§ RECORDS FOR THE TASK
○ ○ ○ ○ ○
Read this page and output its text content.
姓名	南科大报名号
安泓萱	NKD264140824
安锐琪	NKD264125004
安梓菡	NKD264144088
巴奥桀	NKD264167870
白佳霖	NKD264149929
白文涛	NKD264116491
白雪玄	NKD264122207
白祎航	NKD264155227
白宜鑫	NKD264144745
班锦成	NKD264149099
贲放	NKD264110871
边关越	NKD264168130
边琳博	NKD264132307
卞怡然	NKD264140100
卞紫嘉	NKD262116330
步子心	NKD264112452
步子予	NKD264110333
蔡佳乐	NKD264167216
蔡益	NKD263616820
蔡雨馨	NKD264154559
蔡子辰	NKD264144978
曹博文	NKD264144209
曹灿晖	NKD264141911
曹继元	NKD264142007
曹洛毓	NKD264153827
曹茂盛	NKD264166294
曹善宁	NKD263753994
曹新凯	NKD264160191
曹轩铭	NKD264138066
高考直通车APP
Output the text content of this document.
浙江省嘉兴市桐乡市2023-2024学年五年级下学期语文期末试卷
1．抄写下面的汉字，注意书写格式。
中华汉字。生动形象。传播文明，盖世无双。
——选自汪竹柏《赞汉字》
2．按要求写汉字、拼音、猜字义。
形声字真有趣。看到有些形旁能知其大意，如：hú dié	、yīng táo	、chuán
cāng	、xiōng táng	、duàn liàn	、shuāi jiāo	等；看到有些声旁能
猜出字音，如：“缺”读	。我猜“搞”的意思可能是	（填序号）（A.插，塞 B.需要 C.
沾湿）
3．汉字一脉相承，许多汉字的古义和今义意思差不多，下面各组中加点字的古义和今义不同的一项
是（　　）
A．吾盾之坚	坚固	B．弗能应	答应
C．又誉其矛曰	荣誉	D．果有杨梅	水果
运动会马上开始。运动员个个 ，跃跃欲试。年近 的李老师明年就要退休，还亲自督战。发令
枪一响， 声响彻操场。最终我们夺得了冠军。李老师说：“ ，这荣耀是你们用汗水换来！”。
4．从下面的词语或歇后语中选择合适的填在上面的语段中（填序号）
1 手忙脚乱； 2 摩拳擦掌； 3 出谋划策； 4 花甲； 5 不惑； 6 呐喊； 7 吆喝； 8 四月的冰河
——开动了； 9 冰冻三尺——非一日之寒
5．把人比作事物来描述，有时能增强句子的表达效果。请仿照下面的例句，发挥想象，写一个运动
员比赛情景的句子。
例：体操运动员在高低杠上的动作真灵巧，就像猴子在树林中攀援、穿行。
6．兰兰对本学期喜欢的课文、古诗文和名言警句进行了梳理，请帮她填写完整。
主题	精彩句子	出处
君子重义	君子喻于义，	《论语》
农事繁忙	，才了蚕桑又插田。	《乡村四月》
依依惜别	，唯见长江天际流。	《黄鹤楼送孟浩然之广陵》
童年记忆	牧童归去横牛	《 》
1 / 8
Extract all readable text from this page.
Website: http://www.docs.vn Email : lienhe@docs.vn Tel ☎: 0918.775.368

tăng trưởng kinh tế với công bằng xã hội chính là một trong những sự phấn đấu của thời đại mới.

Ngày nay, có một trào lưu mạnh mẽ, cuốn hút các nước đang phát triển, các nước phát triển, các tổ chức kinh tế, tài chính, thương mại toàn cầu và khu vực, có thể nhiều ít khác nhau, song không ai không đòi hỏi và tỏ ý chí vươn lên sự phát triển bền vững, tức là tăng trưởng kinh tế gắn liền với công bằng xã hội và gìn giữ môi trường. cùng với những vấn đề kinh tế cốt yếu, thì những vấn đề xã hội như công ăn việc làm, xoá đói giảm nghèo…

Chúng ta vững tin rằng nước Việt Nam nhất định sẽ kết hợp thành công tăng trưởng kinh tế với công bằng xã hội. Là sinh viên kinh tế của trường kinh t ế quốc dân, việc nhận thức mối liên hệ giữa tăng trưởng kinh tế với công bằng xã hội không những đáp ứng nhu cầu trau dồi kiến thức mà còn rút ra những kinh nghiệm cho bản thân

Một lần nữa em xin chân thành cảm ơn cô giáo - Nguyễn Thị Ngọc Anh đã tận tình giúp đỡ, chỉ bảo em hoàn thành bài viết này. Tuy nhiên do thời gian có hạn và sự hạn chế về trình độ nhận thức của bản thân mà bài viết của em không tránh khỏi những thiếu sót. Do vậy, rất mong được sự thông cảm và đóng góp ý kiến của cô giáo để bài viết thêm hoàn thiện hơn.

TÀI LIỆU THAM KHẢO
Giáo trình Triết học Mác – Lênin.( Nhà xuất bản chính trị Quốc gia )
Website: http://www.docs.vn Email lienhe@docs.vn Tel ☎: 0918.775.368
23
○ ○ ○ ○ ○
§ SET PROBLEM
Copy out every line in the entries above that holds "docs".

§ RESPONSE BELOW
Website: http://www.docs.vn Email : lienhe@docs.vn Tel ☎: 0918.775.368
Website: http://www.docs.vn Email lienhe@docs.vn Tel ☎: 0918.775.368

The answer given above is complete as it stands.